* [Extracted records]:
☆ ☆ ☆

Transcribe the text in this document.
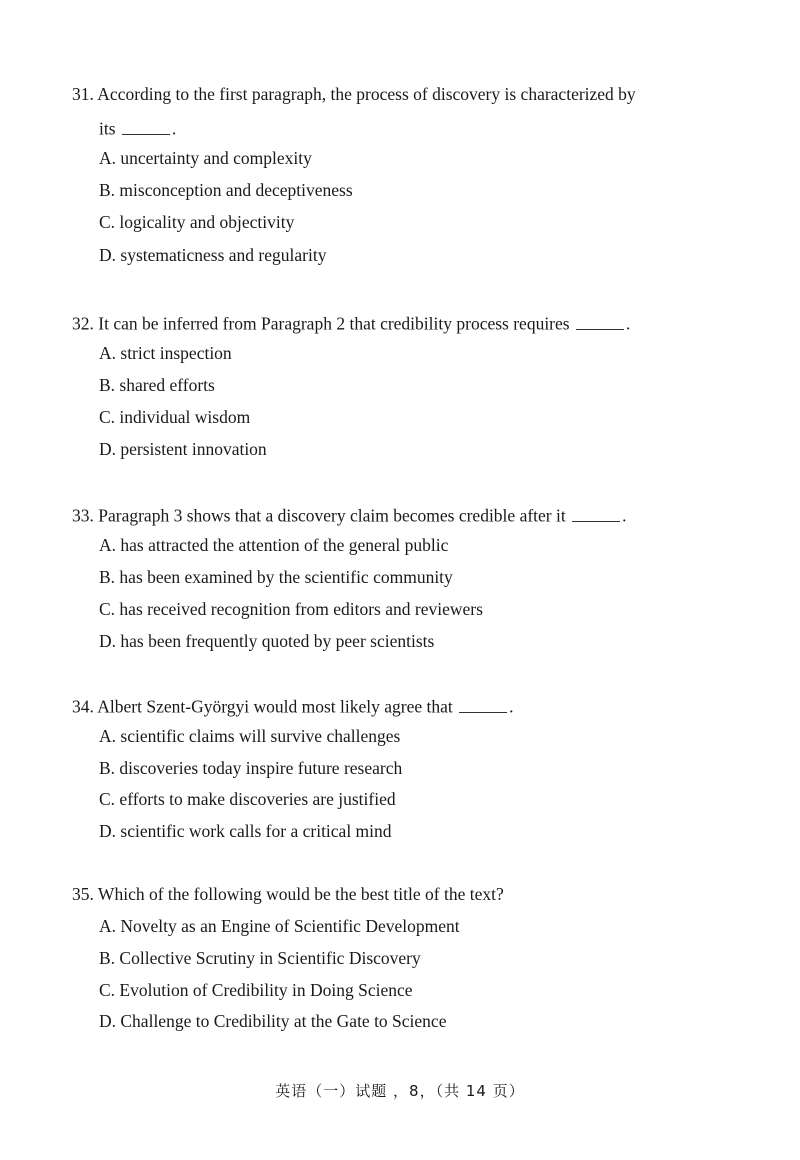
31. According to the first paragraph, the process of discovery is characterized by
its	.
A. uncertainty and complexity
B. misconception and deceptiveness
C. logicality and objectivity
D. systematicness and regularity
32. It can be inferred from Paragraph 2 that credibility process requires	.
A. strict inspection
B. shared efforts
C. individual wisdom
D. persistent innovation
33. Paragraph 3 shows that a discovery claim becomes credible after it	.
A. has attracted the attention of the general public
B. has been examined by the scientific community
C. has received recognition from editors and reviewers
D. has been frequently quoted by peer scientists
34. Albert Szent-Györgyi would most likely agree that	.
A. scientific claims will survive challenges
B. discoveries today inspire future research
C. efforts to make discoveries are justified
D. scientific work calls for a critical mind
35. Which of the following would be the best title of the text?
A. Novelty as an Engine of Scientific Development
B. Collective Scrutiny in Scientific Discovery
C. Evolution of Credibility in Doing Science
D. Challenge to Credibility at the Gate to Science
英语（一）试题 ，8，（共 14 页）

☆ ☆ ☆

Every entry must be reproduced exactly, with the images left out.

* [Answer for this exercise]:
Transcribe the text in this document.
31. According to the first paragraph, the process of discovery is characterized by
its	.
A. uncertainty and complexity
B. misconception and deceptiveness
C. logicality and objectivity
D. systematicness and regularity
32. It can be inferred from Paragraph 2 that credibility process requires	.
A. strict inspection
B. shared efforts
C. individual wisdom
D. persistent innovation
33. Paragraph 3 shows that a discovery claim becomes credible after it	.
A. has attracted the attention of the general public
B. has been examined by the scientific community
C. has received recognition from editors and reviewers
D. has been frequently quoted by peer scientists
34. Albert Szent-Györgyi would most likely agree that	.
A. scientific claims will survive challenges
B. discoveries today inspire future research
C. efforts to make discoveries are justified
D. scientific work calls for a critical mind
35. Which of the following would be the best title of the text?
A. Novelty as an Engine of Scientific Development
B. Collective Scrutiny in Scientific Discovery
C. Evolution of Credibility in Doing Science
D. Challenge to Credibility at the Gate to Science
英语（一）试题 ，8，（共 14 页）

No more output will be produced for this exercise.